▼▼▼
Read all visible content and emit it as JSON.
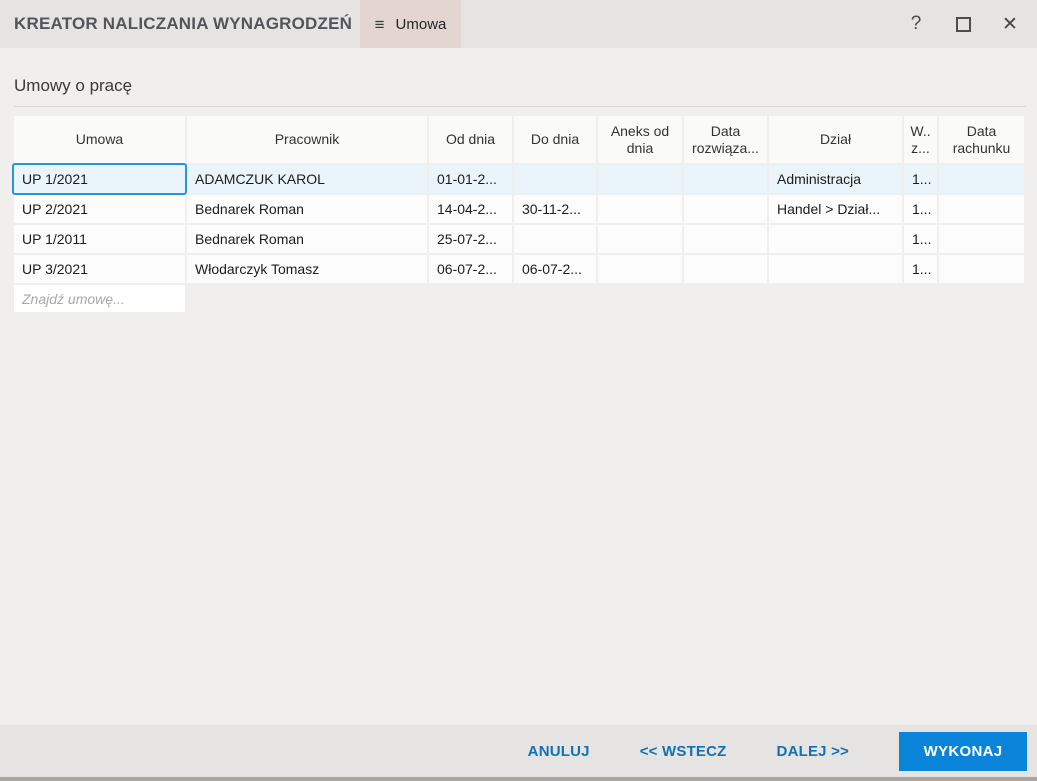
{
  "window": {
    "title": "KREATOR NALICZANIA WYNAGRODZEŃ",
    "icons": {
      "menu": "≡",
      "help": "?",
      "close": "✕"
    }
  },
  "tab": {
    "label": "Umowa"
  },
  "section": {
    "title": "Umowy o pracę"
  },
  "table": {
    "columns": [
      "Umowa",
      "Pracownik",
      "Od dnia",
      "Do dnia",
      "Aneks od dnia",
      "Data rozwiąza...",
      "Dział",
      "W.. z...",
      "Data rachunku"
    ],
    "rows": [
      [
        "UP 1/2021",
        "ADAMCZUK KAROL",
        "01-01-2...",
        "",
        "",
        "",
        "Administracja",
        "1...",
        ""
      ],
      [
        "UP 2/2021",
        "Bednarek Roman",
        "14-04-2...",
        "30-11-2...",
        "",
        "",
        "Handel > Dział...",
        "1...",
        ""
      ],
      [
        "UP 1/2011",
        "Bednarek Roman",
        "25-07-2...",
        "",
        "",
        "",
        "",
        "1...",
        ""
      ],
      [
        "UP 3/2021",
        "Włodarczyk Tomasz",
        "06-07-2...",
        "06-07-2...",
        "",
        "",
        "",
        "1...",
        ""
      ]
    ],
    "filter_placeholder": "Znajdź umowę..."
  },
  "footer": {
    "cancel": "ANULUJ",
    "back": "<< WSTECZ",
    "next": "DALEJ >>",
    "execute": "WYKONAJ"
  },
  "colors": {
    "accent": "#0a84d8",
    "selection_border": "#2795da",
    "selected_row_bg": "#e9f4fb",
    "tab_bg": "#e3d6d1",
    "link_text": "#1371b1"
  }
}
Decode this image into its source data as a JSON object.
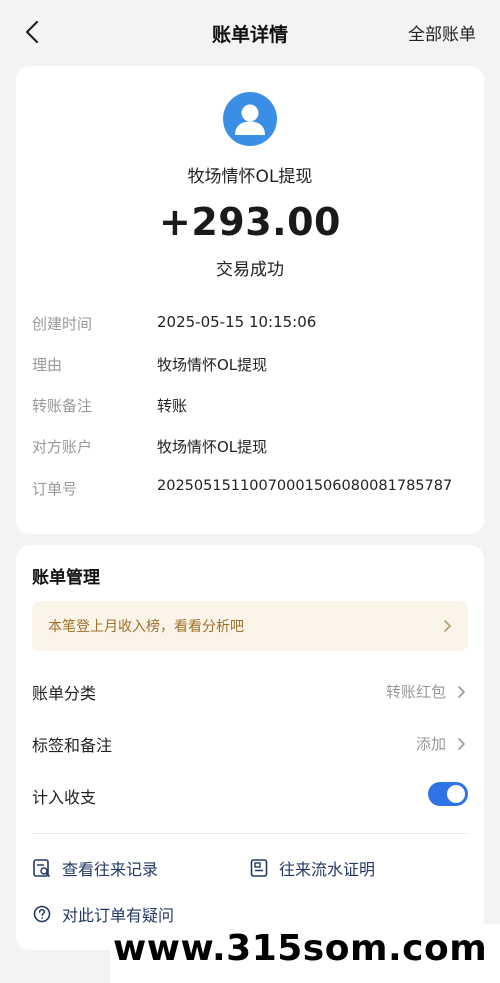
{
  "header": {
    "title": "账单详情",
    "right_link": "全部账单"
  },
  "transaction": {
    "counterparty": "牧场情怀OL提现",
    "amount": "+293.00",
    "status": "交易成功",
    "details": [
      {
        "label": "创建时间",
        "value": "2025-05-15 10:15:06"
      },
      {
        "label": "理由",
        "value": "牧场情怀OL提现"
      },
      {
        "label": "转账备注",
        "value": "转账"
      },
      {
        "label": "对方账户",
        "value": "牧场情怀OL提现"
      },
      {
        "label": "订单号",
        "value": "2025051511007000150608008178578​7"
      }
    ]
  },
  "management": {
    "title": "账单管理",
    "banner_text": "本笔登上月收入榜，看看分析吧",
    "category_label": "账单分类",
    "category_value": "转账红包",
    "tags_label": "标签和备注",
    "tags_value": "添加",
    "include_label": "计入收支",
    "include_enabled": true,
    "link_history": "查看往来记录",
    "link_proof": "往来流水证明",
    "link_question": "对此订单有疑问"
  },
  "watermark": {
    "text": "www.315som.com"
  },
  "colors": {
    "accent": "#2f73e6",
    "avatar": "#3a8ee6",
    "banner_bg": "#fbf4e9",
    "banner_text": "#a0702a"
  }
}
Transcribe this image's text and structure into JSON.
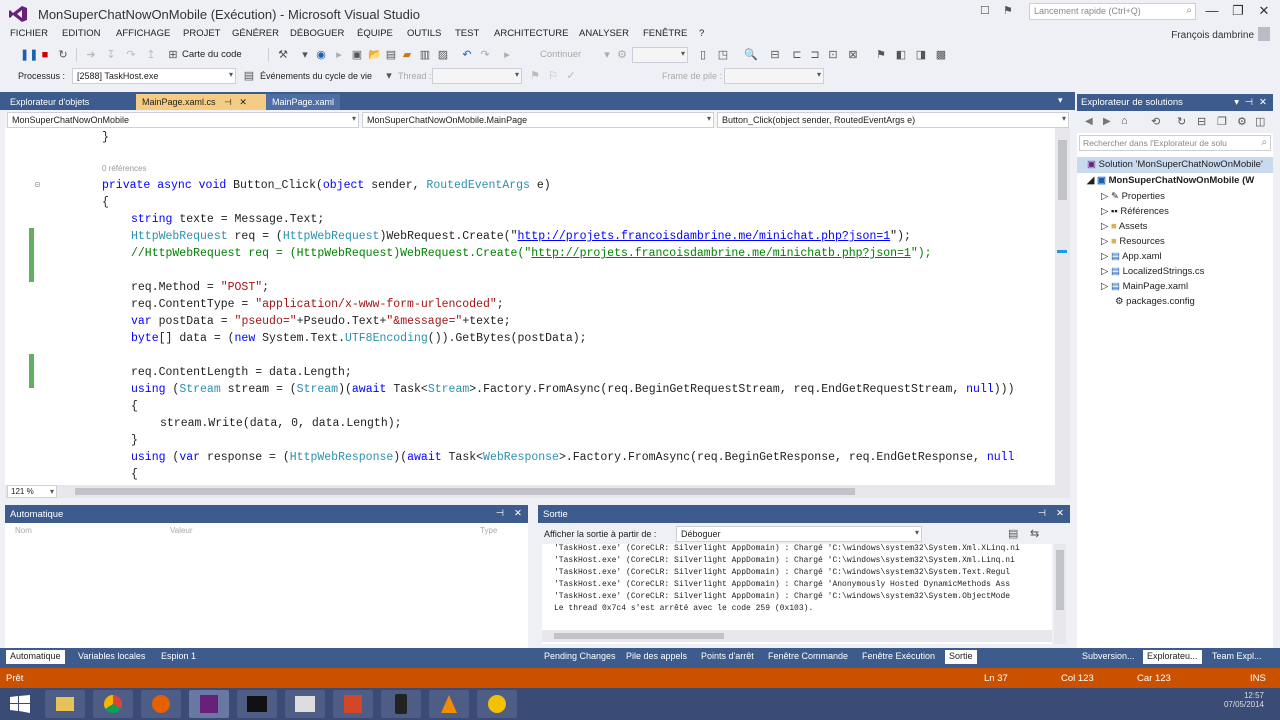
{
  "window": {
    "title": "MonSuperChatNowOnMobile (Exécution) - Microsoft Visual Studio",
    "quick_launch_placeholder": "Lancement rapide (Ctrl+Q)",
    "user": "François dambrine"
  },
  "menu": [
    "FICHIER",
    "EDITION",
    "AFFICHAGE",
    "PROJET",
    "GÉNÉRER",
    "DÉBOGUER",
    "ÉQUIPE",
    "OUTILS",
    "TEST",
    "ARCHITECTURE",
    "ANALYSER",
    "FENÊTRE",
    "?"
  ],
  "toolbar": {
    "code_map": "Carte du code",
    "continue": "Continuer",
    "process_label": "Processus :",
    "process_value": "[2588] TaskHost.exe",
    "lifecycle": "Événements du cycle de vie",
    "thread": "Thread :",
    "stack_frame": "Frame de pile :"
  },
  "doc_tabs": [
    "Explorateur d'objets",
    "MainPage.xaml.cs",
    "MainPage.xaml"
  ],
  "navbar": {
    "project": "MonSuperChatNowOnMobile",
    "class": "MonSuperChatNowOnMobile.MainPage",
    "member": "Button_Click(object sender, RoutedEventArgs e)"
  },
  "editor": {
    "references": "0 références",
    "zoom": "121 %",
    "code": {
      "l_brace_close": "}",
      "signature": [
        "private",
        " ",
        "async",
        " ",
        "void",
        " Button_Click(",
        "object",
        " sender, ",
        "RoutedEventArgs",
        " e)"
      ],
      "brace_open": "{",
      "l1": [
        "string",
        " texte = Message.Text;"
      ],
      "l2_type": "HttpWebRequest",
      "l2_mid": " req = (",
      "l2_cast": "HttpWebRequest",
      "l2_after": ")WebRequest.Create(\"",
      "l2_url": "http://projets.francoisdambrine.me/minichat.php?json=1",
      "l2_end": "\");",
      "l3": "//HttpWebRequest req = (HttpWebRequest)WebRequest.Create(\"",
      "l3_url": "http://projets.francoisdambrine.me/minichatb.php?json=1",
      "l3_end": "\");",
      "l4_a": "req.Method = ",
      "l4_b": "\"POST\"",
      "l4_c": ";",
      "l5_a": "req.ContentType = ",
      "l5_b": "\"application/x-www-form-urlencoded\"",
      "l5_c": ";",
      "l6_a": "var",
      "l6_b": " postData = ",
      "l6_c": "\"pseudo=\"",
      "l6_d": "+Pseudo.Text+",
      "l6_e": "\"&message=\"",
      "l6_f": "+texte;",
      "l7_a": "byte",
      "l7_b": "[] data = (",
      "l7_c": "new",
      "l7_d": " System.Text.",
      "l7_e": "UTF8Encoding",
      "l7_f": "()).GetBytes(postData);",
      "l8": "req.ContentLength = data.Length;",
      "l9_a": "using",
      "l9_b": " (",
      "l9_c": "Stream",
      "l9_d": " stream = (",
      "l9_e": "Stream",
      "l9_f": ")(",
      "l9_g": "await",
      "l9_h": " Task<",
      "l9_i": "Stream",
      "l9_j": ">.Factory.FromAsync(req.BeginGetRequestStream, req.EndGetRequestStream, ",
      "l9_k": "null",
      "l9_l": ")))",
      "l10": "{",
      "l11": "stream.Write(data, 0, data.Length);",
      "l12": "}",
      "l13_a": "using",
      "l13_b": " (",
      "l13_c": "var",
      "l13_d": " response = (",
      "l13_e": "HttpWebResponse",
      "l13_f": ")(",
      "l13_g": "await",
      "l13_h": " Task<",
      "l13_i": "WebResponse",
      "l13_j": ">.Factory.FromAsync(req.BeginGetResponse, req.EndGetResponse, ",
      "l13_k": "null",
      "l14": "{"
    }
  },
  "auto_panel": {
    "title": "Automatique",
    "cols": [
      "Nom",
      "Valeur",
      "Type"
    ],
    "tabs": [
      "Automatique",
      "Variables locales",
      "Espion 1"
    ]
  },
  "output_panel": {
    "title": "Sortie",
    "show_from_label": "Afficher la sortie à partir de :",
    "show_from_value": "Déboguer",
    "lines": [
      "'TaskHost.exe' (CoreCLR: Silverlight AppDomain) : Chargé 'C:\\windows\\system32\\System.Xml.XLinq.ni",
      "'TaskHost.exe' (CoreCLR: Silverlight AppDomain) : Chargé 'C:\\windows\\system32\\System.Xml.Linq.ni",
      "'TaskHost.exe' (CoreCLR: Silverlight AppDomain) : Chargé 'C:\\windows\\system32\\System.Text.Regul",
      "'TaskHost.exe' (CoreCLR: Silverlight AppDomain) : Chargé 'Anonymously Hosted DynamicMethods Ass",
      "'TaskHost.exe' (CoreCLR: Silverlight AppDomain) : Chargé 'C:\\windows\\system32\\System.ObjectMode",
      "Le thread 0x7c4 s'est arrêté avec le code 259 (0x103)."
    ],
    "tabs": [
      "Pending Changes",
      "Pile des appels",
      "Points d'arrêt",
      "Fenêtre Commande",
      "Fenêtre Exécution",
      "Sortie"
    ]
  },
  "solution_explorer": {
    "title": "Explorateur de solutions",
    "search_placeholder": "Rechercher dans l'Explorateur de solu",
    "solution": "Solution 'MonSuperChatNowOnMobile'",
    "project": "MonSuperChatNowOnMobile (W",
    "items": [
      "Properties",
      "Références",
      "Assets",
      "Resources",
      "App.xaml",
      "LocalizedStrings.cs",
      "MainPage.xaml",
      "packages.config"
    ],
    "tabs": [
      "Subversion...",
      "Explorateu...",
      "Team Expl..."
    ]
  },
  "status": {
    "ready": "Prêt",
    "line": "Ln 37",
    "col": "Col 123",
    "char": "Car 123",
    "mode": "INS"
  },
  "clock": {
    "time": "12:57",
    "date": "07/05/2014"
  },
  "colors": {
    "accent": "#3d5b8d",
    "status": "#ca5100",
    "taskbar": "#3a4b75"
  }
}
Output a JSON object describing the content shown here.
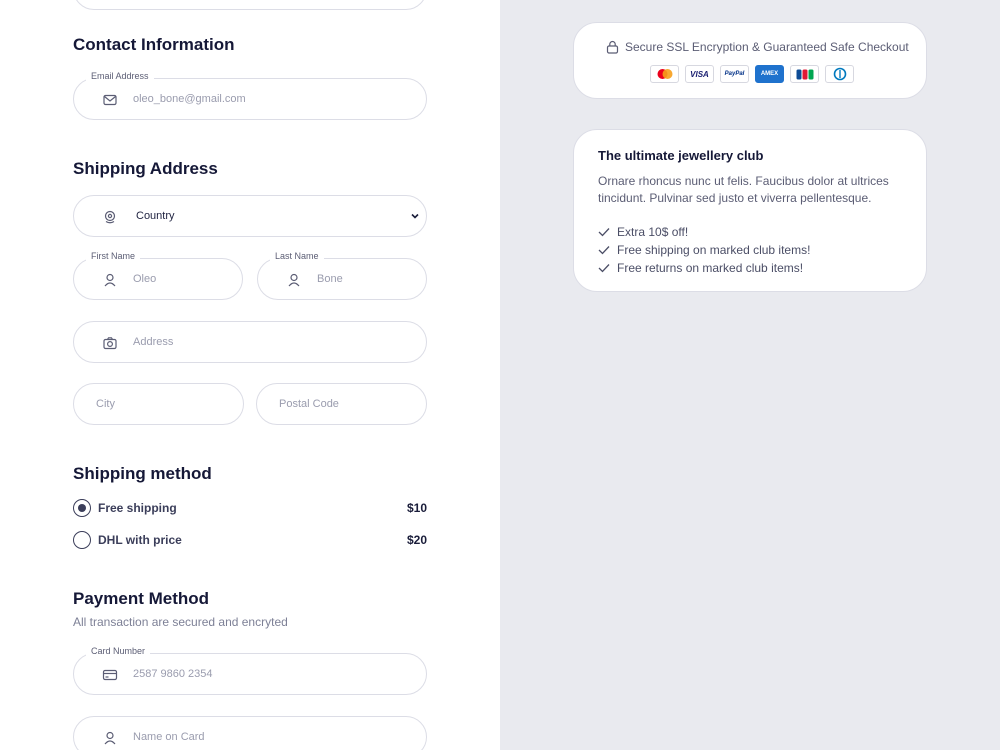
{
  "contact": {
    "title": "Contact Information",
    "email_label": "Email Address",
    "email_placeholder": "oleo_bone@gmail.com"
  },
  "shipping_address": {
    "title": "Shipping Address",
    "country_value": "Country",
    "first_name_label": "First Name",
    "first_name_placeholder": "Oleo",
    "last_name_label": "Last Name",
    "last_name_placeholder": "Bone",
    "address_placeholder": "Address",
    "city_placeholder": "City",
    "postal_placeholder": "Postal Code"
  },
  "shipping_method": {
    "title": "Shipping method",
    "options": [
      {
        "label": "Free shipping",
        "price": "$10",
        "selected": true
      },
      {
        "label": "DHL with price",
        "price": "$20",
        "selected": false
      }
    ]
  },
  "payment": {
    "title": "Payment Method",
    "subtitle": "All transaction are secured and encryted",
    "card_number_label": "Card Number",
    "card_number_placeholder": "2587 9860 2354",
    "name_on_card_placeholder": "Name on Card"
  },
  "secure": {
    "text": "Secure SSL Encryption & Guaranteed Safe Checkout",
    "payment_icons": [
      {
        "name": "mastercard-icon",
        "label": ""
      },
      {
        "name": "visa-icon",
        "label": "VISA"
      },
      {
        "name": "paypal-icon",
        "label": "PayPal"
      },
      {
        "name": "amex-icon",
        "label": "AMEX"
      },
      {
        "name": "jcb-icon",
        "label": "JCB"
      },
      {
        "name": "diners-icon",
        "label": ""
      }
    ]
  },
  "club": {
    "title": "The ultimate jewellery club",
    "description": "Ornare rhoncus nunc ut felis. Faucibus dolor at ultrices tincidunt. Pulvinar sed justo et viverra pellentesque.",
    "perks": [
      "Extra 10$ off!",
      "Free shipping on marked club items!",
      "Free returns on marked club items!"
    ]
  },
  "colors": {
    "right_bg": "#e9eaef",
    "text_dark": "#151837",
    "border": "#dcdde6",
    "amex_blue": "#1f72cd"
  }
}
▲▲▲
Task requirements: Pick out all the lines with the word "marked" in them and copy them.

The response:
      "Free shipping on marked club items!",
      "Free returns on marked club items!"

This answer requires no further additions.